──────── Data excerpts

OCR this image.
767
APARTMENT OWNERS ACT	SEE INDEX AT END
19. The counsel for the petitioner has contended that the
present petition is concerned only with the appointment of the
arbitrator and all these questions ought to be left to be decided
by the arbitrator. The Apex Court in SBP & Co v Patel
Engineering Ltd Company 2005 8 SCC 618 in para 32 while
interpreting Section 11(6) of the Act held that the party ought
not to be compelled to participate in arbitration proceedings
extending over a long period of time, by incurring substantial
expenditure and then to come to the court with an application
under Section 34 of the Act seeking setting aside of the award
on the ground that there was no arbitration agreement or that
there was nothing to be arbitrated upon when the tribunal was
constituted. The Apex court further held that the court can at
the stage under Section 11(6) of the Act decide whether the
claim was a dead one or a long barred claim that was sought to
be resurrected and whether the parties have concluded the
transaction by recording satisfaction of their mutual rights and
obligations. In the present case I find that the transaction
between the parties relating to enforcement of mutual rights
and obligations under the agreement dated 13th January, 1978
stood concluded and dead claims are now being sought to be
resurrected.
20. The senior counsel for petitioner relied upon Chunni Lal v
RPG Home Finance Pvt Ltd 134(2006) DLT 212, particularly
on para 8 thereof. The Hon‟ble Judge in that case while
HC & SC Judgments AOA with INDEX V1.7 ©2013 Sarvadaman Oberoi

────────────────

Directions for this task ->
Each record must be returned exactly as it is written.

Complete response ->
OCR this image.
767
APARTMENT OWNERS ACT	SEE INDEX AT END
19. The counsel for the petitioner has contended that the
present petition is concerned only with the appointment of the
arbitrator and all these questions ought to be left to be decided
by the arbitrator. The Apex Court in SBP & Co v Patel
Engineering Ltd Company 2005 8 SCC 618 in para 32 while
interpreting Section 11(6) of the Act held that the party ought
not to be compelled to participate in arbitration proceedings
extending over a long period of time, by incurring substantial
expenditure and then to come to the court with an application
under Section 34 of the Act seeking setting aside of the award
on the ground that there was no arbitration agreement or that
there was nothing to be arbitrated upon when the tribunal was
constituted. The Apex court further held that the court can at
the stage under Section 11(6) of the Act decide whether the
claim was a dead one or a long barred claim that was sought to
be resurrected and whether the parties have concluded the
transaction by recording satisfaction of their mutual rights and
obligations. In the present case I find that the transaction
between the parties relating to enforcement of mutual rights
and obligations under the agreement dated 13th January, 1978
stood concluded and dead claims are now being sought to be
resurrected.
20. The senior counsel for petitioner relied upon Chunni Lal v
RPG Home Finance Pvt Ltd 134(2006) DLT 212, particularly
on para 8 thereof. The Hon‟ble Judge in that case while
HC & SC Judgments AOA with INDEX V1.7 ©2013 Sarvadaman Oberoi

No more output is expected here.